» **Collected data**
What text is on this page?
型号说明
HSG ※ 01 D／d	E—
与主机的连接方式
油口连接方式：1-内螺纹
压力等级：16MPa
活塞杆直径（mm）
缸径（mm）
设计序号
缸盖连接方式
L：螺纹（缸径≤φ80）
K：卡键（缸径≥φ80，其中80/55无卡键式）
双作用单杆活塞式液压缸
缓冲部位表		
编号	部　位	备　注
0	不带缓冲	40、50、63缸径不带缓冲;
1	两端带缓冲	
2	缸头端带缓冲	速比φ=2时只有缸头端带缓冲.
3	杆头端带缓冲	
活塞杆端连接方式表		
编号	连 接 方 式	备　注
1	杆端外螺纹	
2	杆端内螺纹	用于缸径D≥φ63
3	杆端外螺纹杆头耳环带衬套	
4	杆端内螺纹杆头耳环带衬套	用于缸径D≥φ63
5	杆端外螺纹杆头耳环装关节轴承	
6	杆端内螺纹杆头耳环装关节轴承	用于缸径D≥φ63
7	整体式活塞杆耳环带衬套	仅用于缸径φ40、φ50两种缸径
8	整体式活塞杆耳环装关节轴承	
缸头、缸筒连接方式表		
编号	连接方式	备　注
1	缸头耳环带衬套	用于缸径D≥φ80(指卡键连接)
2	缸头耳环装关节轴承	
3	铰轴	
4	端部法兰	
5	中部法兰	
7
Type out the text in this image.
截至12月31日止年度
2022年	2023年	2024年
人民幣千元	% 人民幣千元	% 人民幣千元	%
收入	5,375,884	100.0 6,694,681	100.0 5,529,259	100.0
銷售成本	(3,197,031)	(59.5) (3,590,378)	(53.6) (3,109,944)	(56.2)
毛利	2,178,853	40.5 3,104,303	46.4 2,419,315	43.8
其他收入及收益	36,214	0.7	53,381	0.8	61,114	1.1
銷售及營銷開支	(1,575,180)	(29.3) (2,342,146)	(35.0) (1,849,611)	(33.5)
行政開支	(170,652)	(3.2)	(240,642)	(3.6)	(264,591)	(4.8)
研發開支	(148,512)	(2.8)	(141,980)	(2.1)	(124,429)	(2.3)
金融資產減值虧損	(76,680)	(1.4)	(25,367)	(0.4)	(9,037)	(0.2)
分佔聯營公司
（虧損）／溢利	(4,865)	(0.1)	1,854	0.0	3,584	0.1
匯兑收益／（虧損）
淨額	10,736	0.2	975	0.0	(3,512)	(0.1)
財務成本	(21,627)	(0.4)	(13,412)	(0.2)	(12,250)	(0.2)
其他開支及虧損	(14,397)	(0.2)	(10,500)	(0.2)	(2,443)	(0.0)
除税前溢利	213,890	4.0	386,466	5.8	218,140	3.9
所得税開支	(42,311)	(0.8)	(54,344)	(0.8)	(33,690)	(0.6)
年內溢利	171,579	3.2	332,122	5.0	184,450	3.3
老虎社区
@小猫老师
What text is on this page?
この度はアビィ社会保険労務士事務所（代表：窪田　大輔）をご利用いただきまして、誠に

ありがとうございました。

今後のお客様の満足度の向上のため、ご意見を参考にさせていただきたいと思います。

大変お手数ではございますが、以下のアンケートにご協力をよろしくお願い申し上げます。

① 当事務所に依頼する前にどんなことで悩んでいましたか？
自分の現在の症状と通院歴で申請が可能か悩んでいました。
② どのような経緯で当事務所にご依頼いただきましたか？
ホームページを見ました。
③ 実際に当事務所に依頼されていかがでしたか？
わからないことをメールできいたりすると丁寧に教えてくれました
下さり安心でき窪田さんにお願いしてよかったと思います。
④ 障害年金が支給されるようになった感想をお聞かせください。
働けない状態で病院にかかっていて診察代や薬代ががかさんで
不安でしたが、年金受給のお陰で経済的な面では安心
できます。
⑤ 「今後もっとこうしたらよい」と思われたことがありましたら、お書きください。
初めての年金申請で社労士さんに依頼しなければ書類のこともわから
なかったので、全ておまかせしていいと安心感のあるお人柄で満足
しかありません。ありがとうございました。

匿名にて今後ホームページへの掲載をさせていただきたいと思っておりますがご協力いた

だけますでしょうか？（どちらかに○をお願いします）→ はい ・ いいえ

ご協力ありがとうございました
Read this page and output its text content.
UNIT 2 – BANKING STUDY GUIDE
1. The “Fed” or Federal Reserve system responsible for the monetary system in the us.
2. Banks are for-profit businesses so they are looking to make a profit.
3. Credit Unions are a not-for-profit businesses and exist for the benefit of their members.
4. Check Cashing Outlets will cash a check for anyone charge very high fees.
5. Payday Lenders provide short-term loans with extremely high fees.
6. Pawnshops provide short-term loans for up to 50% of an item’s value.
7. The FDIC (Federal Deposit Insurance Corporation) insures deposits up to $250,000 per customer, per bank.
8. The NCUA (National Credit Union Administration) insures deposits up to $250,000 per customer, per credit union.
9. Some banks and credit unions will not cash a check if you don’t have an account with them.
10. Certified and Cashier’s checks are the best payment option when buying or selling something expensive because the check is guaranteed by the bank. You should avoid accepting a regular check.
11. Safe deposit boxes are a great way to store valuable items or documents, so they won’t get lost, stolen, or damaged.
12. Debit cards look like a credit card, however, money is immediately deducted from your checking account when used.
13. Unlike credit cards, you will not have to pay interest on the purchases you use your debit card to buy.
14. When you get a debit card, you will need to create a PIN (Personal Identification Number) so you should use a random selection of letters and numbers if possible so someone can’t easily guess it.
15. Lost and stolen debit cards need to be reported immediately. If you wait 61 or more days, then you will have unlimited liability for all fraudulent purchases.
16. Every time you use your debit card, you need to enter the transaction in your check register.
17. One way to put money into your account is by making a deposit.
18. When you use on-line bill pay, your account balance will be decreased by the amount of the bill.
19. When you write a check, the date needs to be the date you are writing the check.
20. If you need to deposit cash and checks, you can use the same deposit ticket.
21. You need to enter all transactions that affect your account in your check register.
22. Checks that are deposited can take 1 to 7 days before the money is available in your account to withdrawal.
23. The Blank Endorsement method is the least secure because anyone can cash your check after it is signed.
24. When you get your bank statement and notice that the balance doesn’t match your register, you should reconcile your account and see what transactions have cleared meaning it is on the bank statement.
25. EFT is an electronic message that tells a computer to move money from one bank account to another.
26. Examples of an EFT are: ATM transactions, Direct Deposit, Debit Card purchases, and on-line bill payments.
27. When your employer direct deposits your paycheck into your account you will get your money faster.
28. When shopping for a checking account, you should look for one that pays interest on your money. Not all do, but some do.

» **Objective**
Find how many lines include the string "because" and report that number alone.

» **Final result**
2